Rewrite the lines below so that every occurrence of "Variation Explained" becomes "Variance Explained", with everything else left as it is.

┄┄┄┄┄┄┄┄┄┄

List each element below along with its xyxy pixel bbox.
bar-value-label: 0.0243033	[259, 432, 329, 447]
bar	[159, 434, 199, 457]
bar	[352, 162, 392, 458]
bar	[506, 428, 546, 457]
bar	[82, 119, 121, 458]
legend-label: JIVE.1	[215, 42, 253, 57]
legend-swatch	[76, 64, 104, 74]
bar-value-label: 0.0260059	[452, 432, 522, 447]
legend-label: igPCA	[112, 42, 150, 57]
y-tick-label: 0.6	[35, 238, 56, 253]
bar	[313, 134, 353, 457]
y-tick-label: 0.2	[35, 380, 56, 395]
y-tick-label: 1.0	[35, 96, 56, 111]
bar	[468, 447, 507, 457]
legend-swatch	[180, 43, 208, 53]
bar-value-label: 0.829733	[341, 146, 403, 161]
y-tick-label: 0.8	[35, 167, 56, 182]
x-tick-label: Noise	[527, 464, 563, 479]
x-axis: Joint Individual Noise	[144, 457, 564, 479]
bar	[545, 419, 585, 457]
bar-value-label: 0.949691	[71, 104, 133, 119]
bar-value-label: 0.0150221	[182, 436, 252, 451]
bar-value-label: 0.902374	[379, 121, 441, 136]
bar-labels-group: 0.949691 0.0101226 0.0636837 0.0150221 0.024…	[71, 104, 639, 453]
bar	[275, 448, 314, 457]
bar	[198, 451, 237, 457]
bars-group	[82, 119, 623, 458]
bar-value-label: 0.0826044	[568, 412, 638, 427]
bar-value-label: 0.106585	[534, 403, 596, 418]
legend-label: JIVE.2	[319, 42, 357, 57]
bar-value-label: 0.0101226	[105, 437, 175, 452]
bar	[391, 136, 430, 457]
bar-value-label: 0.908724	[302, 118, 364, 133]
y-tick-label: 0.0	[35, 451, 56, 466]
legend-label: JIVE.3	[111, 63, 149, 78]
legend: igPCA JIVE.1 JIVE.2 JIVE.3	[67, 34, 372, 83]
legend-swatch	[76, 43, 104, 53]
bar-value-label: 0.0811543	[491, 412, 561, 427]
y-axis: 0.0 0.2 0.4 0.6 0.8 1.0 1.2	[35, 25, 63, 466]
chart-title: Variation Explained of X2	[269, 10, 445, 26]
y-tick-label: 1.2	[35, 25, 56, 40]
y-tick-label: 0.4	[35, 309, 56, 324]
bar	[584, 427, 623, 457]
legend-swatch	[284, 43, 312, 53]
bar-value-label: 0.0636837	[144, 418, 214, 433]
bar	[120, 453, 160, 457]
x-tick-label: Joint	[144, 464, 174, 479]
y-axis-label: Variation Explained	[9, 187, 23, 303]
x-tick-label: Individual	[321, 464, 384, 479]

┄┄┄┄┄┄┄┄┄┄

Result below:
List each element below along with its xyxy pixel bbox.
bar-value-label: 0.0243033	[259, 432, 329, 447]
bar	[159, 434, 199, 457]
bar	[352, 162, 392, 458]
bar	[506, 428, 546, 457]
bar	[82, 119, 121, 458]
legend-label: JIVE.1	[215, 42, 253, 57]
legend-swatch	[76, 64, 104, 74]
bar-value-label: 0.0260059	[452, 432, 522, 447]
legend-label: igPCA	[112, 42, 150, 57]
y-tick-label: 0.6	[35, 238, 56, 253]
bar	[313, 134, 353, 457]
y-tick-label: 0.2	[35, 380, 56, 395]
y-tick-label: 1.0	[35, 96, 56, 111]
bar	[468, 447, 507, 457]
legend-swatch	[180, 43, 208, 53]
bar-value-label: 0.829733	[341, 146, 403, 161]
y-tick-label: 0.8	[35, 167, 56, 182]
x-tick-label: Noise	[527, 464, 563, 479]
x-axis: Joint Individual Noise	[144, 457, 564, 479]
bar	[545, 419, 585, 457]
bar-value-label: 0.949691	[71, 104, 133, 119]
bar-value-label: 0.0150221	[182, 436, 252, 451]
bar-value-label: 0.902374	[379, 121, 441, 136]
bar-labels-group: 0.949691 0.0101226 0.0636837 0.0150221 0.024…	[71, 104, 639, 453]
bar	[275, 448, 314, 457]
bar	[198, 451, 237, 457]
bars-group	[82, 119, 623, 458]
bar-value-label: 0.0826044	[568, 412, 638, 427]
bar-value-label: 0.106585	[534, 403, 596, 418]
legend-label: JIVE.2	[319, 42, 357, 57]
bar-value-label: 0.0101226	[105, 437, 175, 452]
bar	[391, 136, 430, 457]
bar-value-label: 0.908724	[302, 118, 364, 133]
y-tick-label: 0.0	[35, 451, 56, 466]
legend-label: JIVE.3	[111, 63, 149, 78]
legend: igPCA JIVE.1 JIVE.2 JIVE.3	[67, 34, 372, 83]
legend-swatch	[76, 43, 104, 53]
bar-value-label: 0.0811543	[491, 412, 561, 427]
y-axis: 0.0 0.2 0.4 0.6 0.8 1.0 1.2	[35, 25, 63, 466]
chart-title: Variance Explained of X2	[269, 10, 445, 26]
y-tick-label: 1.2	[35, 25, 56, 40]
y-tick-label: 0.4	[35, 309, 56, 324]
bar	[584, 427, 623, 457]
legend-swatch	[284, 43, 312, 53]
bar-value-label: 0.0636837	[144, 418, 214, 433]
bar	[120, 453, 160, 457]
x-tick-label: Joint	[144, 464, 174, 479]
y-axis-label: Variance Explained	[9, 187, 23, 303]
x-tick-label: Individual	[321, 464, 384, 479]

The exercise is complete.